* START Input records *

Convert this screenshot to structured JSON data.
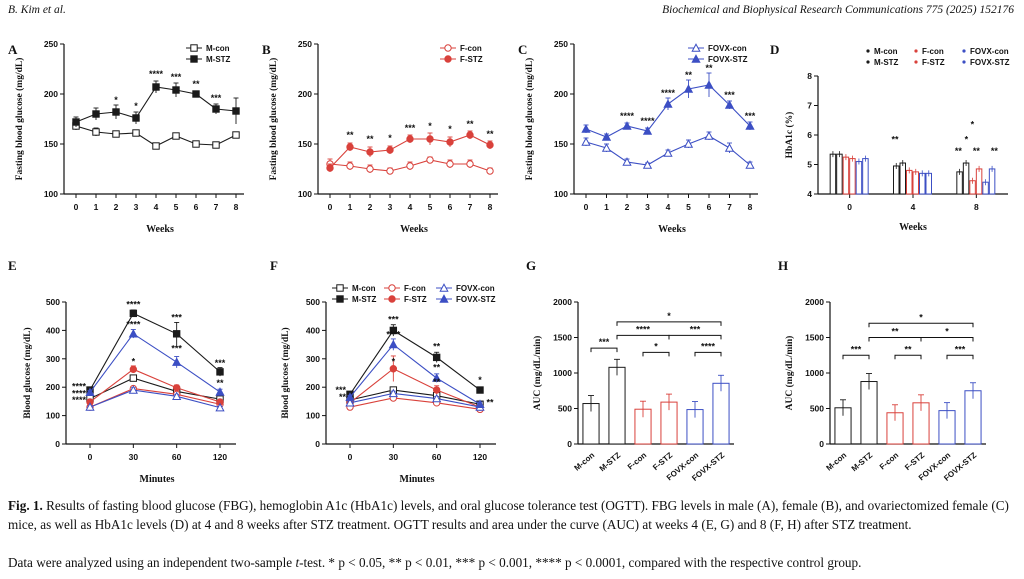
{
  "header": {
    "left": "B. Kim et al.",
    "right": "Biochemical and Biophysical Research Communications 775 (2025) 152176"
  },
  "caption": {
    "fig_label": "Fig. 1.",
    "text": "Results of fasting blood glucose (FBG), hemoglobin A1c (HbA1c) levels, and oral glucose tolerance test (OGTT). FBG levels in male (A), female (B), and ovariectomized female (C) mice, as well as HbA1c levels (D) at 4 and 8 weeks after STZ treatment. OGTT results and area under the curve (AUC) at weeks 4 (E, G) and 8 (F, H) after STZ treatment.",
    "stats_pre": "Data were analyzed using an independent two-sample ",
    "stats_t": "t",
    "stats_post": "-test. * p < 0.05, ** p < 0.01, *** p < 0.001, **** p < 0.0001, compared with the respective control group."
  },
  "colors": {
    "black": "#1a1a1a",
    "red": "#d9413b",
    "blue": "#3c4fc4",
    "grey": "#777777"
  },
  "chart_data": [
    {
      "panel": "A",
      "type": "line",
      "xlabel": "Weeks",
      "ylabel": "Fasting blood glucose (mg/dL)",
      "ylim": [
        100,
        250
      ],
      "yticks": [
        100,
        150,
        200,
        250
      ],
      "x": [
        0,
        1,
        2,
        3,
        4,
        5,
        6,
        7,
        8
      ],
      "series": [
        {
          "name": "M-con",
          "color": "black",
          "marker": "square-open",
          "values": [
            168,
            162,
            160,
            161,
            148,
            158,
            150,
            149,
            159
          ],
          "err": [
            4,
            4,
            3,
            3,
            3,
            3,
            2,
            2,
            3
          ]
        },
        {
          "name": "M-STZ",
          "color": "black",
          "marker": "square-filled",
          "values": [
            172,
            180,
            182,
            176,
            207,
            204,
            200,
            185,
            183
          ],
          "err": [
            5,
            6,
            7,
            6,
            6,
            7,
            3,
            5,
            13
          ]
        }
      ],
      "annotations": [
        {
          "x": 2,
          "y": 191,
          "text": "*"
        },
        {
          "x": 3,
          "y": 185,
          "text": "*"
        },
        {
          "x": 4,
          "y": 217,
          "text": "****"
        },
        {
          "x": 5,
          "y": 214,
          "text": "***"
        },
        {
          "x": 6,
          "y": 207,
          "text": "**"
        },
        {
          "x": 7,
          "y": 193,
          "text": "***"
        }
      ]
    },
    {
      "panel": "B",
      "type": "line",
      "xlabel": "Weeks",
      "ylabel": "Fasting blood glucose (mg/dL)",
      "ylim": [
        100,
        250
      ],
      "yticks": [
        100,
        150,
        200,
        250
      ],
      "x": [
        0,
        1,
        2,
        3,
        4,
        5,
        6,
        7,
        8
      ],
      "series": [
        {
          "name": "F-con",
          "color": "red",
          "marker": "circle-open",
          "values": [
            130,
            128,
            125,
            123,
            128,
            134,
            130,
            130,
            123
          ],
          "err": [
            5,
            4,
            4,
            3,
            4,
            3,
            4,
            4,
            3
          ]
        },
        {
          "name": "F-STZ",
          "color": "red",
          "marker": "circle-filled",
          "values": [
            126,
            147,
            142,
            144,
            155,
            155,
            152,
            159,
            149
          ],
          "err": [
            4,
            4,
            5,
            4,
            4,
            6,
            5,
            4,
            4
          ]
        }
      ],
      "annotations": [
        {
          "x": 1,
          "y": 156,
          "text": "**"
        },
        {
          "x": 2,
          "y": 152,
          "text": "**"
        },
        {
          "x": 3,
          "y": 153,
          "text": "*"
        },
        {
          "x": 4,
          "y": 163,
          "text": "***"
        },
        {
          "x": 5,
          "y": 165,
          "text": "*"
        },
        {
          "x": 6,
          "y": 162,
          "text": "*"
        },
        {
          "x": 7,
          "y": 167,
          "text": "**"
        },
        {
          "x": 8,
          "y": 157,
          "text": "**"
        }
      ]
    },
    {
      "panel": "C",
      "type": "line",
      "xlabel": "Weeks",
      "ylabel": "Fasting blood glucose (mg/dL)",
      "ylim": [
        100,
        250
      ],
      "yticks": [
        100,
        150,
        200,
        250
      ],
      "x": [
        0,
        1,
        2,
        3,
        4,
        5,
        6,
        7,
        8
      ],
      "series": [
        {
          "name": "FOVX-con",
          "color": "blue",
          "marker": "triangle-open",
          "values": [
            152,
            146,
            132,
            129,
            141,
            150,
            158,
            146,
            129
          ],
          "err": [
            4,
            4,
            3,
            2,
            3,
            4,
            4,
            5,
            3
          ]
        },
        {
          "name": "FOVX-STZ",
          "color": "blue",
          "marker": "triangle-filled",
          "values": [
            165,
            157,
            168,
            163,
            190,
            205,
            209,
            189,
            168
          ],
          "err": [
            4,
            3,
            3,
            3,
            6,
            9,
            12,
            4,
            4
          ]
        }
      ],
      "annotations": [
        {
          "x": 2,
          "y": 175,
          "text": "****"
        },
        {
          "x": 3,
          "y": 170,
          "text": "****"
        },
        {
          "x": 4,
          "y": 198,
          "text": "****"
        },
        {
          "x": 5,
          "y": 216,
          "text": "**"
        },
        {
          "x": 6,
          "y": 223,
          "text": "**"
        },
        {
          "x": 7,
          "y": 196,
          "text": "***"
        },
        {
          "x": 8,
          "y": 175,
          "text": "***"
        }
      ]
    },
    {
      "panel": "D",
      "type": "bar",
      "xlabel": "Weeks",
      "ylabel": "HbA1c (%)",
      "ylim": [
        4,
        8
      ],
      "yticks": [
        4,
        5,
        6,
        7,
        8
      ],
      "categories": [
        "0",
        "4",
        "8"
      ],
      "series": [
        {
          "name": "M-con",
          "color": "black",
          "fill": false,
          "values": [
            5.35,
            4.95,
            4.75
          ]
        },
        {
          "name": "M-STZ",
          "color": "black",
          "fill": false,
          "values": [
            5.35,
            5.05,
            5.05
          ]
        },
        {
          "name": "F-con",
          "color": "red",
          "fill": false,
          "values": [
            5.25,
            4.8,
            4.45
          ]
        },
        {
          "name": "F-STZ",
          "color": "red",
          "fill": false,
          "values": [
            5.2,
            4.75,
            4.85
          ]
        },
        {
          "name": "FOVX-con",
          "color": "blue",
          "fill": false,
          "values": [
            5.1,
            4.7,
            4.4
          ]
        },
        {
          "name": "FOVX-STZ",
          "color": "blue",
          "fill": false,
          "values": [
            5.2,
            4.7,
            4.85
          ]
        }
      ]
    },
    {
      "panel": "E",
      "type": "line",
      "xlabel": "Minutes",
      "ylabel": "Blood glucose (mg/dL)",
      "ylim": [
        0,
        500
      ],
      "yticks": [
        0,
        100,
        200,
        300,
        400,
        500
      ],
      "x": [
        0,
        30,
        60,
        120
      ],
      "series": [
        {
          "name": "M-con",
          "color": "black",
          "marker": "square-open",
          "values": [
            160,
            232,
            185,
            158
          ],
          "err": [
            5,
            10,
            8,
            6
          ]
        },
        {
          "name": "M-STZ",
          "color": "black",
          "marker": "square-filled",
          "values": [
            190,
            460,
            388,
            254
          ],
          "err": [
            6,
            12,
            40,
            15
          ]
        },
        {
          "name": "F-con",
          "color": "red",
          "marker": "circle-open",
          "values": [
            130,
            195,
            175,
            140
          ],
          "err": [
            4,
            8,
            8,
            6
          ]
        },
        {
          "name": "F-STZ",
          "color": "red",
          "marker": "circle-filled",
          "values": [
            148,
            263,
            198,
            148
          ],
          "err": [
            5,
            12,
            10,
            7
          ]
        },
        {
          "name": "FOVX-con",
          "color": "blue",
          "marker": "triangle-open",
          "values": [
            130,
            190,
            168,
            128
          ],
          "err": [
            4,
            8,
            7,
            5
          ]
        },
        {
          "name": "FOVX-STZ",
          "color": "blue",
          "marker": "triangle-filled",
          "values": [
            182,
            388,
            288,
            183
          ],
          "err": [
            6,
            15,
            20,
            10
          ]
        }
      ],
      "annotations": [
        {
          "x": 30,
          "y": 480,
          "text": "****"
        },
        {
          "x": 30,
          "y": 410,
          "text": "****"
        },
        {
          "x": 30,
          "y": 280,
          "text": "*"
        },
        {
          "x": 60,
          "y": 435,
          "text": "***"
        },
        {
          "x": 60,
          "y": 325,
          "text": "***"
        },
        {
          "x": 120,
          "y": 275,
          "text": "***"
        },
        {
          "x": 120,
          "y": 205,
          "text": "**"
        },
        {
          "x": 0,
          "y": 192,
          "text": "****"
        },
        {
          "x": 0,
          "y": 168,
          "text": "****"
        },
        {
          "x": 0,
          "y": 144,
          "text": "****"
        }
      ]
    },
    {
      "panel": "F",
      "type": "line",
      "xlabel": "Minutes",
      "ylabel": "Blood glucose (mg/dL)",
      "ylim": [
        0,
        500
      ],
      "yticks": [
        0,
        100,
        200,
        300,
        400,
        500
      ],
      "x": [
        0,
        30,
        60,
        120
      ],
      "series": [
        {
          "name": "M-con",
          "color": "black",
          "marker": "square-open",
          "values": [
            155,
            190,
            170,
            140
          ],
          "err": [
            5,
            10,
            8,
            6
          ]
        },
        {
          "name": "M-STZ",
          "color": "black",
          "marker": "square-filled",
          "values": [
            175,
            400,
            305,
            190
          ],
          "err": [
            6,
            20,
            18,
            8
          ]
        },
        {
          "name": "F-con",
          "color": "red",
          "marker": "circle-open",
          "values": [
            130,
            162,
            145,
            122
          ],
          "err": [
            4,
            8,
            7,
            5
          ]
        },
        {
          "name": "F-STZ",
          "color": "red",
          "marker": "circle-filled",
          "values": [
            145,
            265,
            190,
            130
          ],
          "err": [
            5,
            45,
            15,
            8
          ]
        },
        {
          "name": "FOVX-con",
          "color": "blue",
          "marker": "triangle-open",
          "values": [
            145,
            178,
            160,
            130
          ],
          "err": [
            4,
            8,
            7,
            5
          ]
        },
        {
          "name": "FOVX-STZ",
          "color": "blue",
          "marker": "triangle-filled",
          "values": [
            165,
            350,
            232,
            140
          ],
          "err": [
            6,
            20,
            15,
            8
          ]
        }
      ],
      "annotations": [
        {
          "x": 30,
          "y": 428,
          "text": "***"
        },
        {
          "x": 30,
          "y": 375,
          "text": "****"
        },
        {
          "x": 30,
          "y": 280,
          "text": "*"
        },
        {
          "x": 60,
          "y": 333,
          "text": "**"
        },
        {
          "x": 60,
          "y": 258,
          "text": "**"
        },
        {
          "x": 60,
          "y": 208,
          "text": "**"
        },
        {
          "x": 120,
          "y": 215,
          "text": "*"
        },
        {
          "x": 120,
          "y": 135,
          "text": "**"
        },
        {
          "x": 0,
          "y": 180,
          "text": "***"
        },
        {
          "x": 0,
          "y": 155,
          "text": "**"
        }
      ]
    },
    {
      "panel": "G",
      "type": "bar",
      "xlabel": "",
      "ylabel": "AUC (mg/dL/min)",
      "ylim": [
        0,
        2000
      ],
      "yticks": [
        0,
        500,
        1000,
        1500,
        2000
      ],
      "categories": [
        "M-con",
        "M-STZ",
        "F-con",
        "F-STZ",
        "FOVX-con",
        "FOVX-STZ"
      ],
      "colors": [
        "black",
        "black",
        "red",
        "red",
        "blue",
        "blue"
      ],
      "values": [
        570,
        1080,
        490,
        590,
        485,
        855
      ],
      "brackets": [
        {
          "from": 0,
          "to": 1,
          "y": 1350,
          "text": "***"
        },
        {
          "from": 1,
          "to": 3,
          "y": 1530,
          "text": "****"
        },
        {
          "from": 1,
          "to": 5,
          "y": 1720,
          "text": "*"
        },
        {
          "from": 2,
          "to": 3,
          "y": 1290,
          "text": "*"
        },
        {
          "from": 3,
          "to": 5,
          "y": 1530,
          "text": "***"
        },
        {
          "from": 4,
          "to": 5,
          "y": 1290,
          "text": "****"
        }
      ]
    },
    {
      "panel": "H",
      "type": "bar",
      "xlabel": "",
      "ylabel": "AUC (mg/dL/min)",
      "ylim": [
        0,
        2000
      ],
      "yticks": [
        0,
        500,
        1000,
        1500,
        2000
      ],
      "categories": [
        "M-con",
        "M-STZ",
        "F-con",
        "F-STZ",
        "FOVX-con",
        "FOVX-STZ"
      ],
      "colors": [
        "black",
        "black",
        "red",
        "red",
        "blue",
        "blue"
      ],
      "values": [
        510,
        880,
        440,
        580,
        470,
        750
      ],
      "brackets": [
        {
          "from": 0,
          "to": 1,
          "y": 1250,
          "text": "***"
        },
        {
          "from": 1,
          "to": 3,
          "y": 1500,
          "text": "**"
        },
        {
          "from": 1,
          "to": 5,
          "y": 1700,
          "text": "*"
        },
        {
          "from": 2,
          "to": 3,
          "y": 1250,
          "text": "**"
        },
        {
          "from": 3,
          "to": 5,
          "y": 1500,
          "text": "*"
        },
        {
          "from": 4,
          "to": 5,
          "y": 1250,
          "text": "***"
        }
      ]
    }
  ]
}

* END Input records *

**Prompt:**
Gather every line from the entries above where the word "test" appears, and copy them.

**Solution for this exercise:**
    "text": "Results of fasting blood glucose (FBG), hemoglobin A1c (HbA1c) levels, and oral glucose tolerance test (OGTT). FBG levels in male (A), female (B), and ovariectomized female (C) mice, as well as HbA1c levels (D) at 4 and 8 weeks after STZ treatment. OGTT results and area under the curve (AUC) at weeks 4 (E, G) and 8 (F, H) after STZ treatment.",
    "stats_post": "-test. * p < 0.05, ** p < 0.01, *** p < 0.001, **** p < 0.0001, compared with the respective control group."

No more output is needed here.